Saved entries:

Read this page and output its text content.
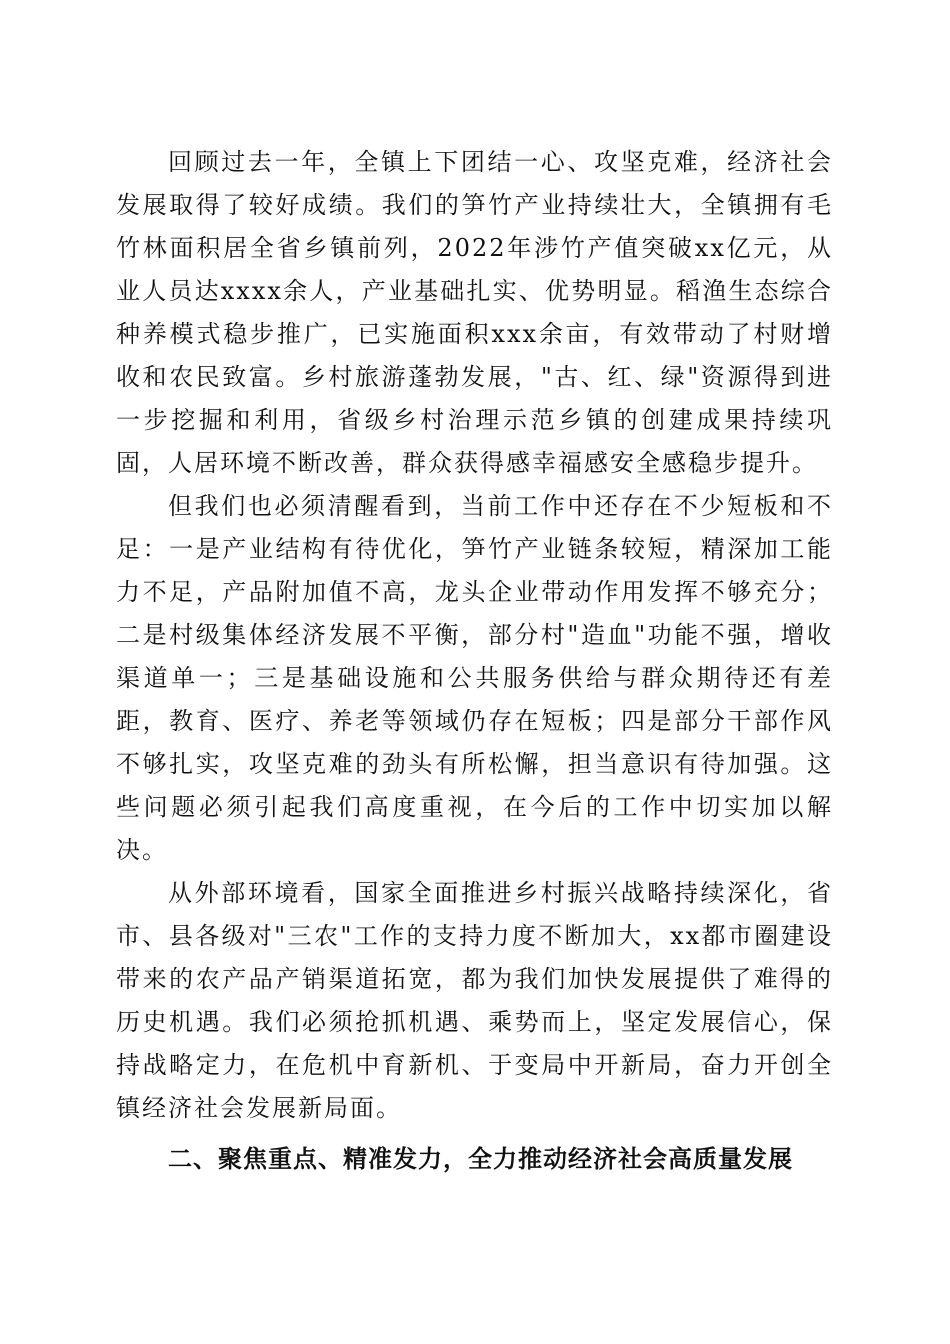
回顾过去一年，全镇上下团结一心、攻坚克难，经济社会发展取得了较好成绩。我们的笋竹产业持续壮大，全镇拥有毛竹林面积居全省乡镇前列，2022年涉竹产值突破xx亿元，从业人员达xxxx余人，产业基础扎实、优势明显。稻渔生态综合种养模式稳步推广，已实施面积xxx余亩，有效带动了村财增收和农民致富。乡村旅游蓬勃发展，"古、红、绿"资源得到进一步挖掘和利用，省级乡村治理示范乡镇的创建成果持续巩固，人居环境不断改善，群众获得感幸福感安全感稳步提升。

但我们也必须清醒看到，当前工作中还存在不少短板和不足：一是产业结构有待优化，笋竹产业链条较短，精深加工能力不足，产品附加值不高，龙头企业带动作用发挥不够充分；二是村级集体经济发展不平衡，部分村"造血"功能不强，增收渠道单一；三是基础设施和公共服务供给与群众期待还有差距，教育、医疗、养老等领域仍存在短板；四是部分干部作风不够扎实，攻坚克难的劲头有所松懈，担当意识有待加强。这些问题必须引起我们高度重视，在今后的工作中切实加以解决。

从外部环境看，国家全面推进乡村振兴战略持续深化，省市、县各级对"三农"工作的支持力度不断加大，xx都市圈建设带来的农产品产销渠道拓宽，都为我们加快发展提供了难得的历史机遇。我们必须抢抓机遇、乘势而上，坚定发展信心，保持战略定力，在危机中育新机、于变局中开新局，奋力开创全镇经济社会发展新局面。

二、聚焦重点、精准发力，全力推动经济社会高质量发展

## Task directions
Pictures are to be left out; the records above must be repeated word for word.

## Task result
Read this page and output its text content.
回顾过去一年，全镇上下团结一心、攻坚克难，经济社会发展取得了较好成绩。我们的笋竹产业持续壮大，全镇拥有毛竹林面积居全省乡镇前列，2022年涉竹产值突破xx亿元，从业人员达xxxx余人，产业基础扎实、优势明显。稻渔生态综合种养模式稳步推广，已实施面积xxx余亩，有效带动了村财增收和农民致富。乡村旅游蓬勃发展，"古、红、绿"资源得到进一步挖掘和利用，省级乡村治理示范乡镇的创建成果持续巩固，人居环境不断改善，群众获得感幸福感安全感稳步提升。

但我们也必须清醒看到，当前工作中还存在不少短板和不足：一是产业结构有待优化，笋竹产业链条较短，精深加工能力不足，产品附加值不高，龙头企业带动作用发挥不够充分；二是村级集体经济发展不平衡，部分村"造血"功能不强，增收渠道单一；三是基础设施和公共服务供给与群众期待还有差距，教育、医疗、养老等领域仍存在短板；四是部分干部作风不够扎实，攻坚克难的劲头有所松懈，担当意识有待加强。这些问题必须引起我们高度重视，在今后的工作中切实加以解决。

从外部环境看，国家全面推进乡村振兴战略持续深化，省市、县各级对"三农"工作的支持力度不断加大，xx都市圈建设带来的农产品产销渠道拓宽，都为我们加快发展提供了难得的历史机遇。我们必须抢抓机遇、乘势而上，坚定发展信心，保持战略定力，在危机中育新机、于变局中开新局，奋力开创全镇经济社会发展新局面。

二、聚焦重点、精准发力，全力推动经济社会高质量发展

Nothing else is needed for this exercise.